+++ Raw records +++
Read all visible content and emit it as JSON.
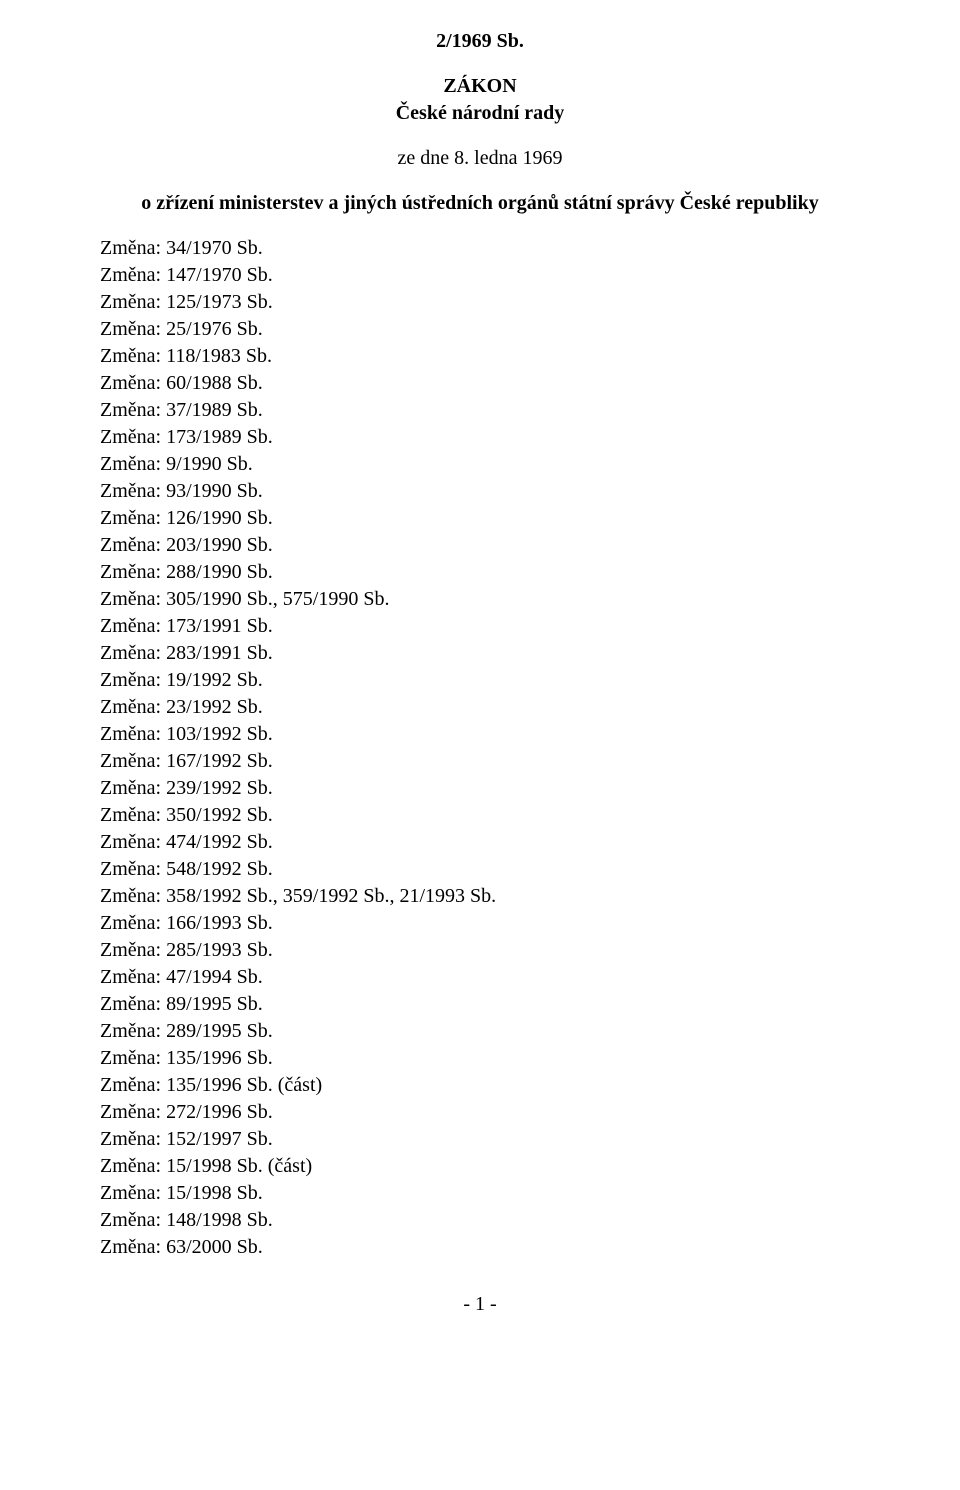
{
  "header": {
    "citation": "2/1969 Sb.",
    "doctype": "ZÁKON",
    "authority": "České národní rady",
    "dateline": "ze dne 8. ledna 1969",
    "subject": "o zřízení ministerstev a jiných ústředních orgánů státní správy České republiky"
  },
  "changes": [
    "Změna: 34/1970 Sb.",
    "Změna: 147/1970 Sb.",
    "Změna: 125/1973 Sb.",
    "Změna: 25/1976 Sb.",
    "Změna: 118/1983 Sb.",
    "Změna: 60/1988 Sb.",
    "Změna: 37/1989 Sb.",
    "Změna: 173/1989 Sb.",
    "Změna: 9/1990 Sb.",
    "Změna: 93/1990 Sb.",
    "Změna: 126/1990 Sb.",
    "Změna: 203/1990 Sb.",
    "Změna: 288/1990 Sb.",
    "Změna: 305/1990 Sb., 575/1990 Sb.",
    "Změna: 173/1991 Sb.",
    "Změna: 283/1991 Sb.",
    "Změna: 19/1992 Sb.",
    "Změna: 23/1992 Sb.",
    "Změna: 103/1992 Sb.",
    "Změna: 167/1992 Sb.",
    "Změna: 239/1992 Sb.",
    "Změna: 350/1992 Sb.",
    "Změna: 474/1992 Sb.",
    "Změna: 548/1992 Sb.",
    "Změna: 358/1992 Sb., 359/1992 Sb., 21/1993 Sb.",
    "Změna: 166/1993 Sb.",
    "Změna: 285/1993 Sb.",
    "Změna: 47/1994 Sb.",
    "Změna: 89/1995 Sb.",
    "Změna: 289/1995 Sb.",
    "Změna: 135/1996 Sb.",
    "Změna: 135/1996 Sb. (část)",
    "Změna: 272/1996 Sb.",
    "Změna: 152/1997 Sb.",
    "Změna: 15/1998 Sb. (část)",
    "Změna: 15/1998 Sb.",
    "Změna: 148/1998 Sb.",
    "Změna: 63/2000 Sb."
  ],
  "page": "- 1 -"
}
+++
**What this task involves:** Copy each line above that contains the string "České".

**Response for this exercise:**
    "authority": "České národní rady",
    "subject": "o zřízení ministerstev a jiných ústředních orgánů státní správy České republiky"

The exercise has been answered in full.